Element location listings
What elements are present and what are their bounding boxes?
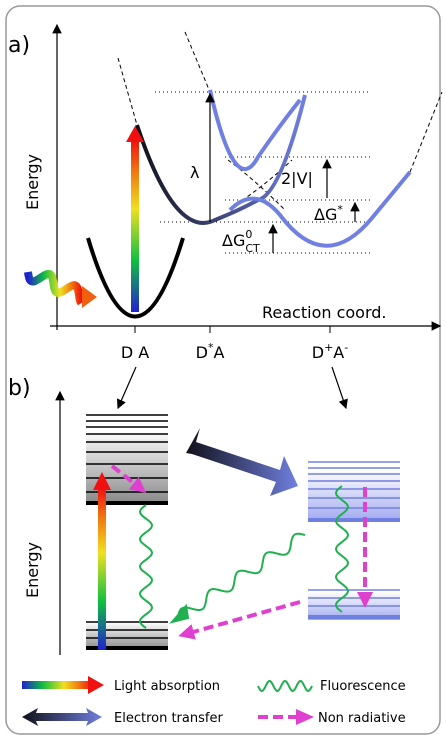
photon (24, 269, 85, 306)
annotation: ΔG0 CT (222, 228, 260, 255)
panel-label: a) (8, 33, 30, 58)
absorption-arrow (131, 140, 139, 312)
legend-swatch (22, 708, 102, 726)
ground-curve (86, 237, 185, 319)
wave (177, 532, 306, 619)
ticks (134, 326, 331, 333)
state-label: D A (121, 343, 149, 362)
arrowhead (82, 286, 97, 308)
annotation: ΔG* (314, 203, 343, 224)
annotation: 2|V| (281, 169, 313, 188)
axis-title: Reaction coord. (262, 303, 387, 322)
arrowhead (126, 126, 144, 142)
levels (155, 91, 370, 254)
legend-label: Electron transfer (114, 711, 223, 726)
legend-label: Fluorescence (320, 679, 406, 694)
legend-swatch (296, 709, 314, 725)
frame (5, 5, 441, 735)
annotation: λ (190, 163, 199, 182)
axis-title: Energy (23, 542, 42, 598)
wave (138, 504, 154, 629)
panel-label: b) (8, 376, 31, 401)
arrowhead (169, 603, 190, 624)
legend-label: Light absorption (114, 679, 220, 694)
arrows (205, 92, 360, 253)
legend-swatch (88, 676, 104, 694)
upper-curve (208, 89, 302, 171)
legend-label: Non radiative (318, 711, 406, 726)
absorption-arrow (98, 488, 106, 650)
wave (257, 679, 313, 693)
fluorescence (138, 485, 350, 629)
state-label: D*A (196, 341, 225, 362)
legend-swatch (257, 679, 313, 693)
level-stack (308, 470, 400, 522)
arrows (116, 366, 348, 410)
lower-curve (228, 170, 412, 248)
nonrad (110, 464, 373, 640)
wave (334, 485, 350, 613)
transfer-arrow (186, 428, 298, 496)
curve (135, 94, 307, 225)
diabatic (117, 31, 443, 211)
axis-title: Energy (23, 154, 42, 210)
state-label: D+A- (312, 341, 349, 362)
arrowhead (93, 472, 111, 490)
legend-swatch (22, 681, 92, 689)
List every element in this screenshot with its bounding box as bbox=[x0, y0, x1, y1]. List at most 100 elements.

Task description:
Which lines of the listing above contain the string "absorption"? Return each of those lines in full, treating uppercase and lowercase as different.

Output for this exercise:
absorption-arrow (131, 140, 139, 312)
legend-label: Light absorption (114, 679, 220, 694)
absorption-arrow (98, 488, 106, 650)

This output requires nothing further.